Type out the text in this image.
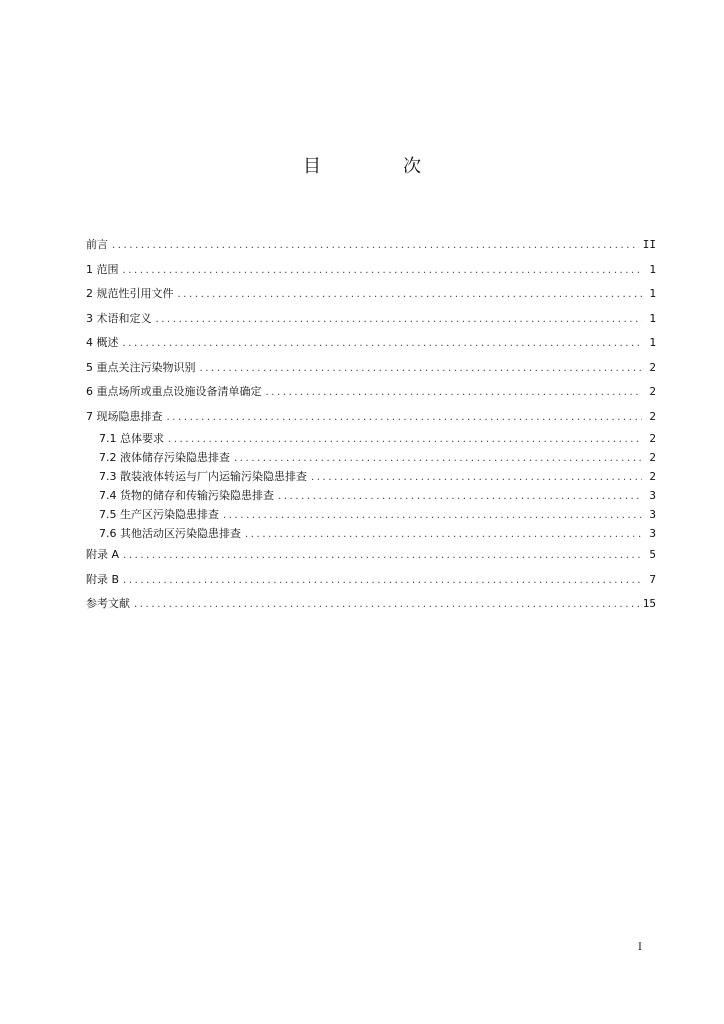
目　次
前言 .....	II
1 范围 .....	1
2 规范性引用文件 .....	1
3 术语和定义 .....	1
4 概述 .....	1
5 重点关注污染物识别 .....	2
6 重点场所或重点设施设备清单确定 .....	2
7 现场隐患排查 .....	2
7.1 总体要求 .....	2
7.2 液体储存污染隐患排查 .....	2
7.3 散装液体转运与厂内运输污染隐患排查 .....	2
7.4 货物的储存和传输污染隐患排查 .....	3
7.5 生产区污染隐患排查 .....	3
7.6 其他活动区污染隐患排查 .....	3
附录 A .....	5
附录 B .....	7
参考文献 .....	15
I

⁂

- TASK DETAILS: All the records need to be repeated exactly, with the images dropped.

- COMPLETE OUTPUT:
Type out the text in this image.
目　次
前言 .....	II
1 范围 .....	1
2 规范性引用文件 .....	1
3 术语和定义 .....	1
4 概述 .....	1
5 重点关注污染物识别 .....	2
6 重点场所或重点设施设备清单确定 .....	2
7 现场隐患排查 .....	2
7.1 总体要求 .....	2
7.2 液体储存污染隐患排查 .....	2
7.3 散装液体转运与厂内运输污染隐患排查 .....	2
7.4 货物的储存和传输污染隐患排查 .....	3
7.5 生产区污染隐患排查 .....	3
7.6 其他活动区污染隐患排查 .....	3
附录 A .....	5
附录 B .....	7
参考文献 .....	15
I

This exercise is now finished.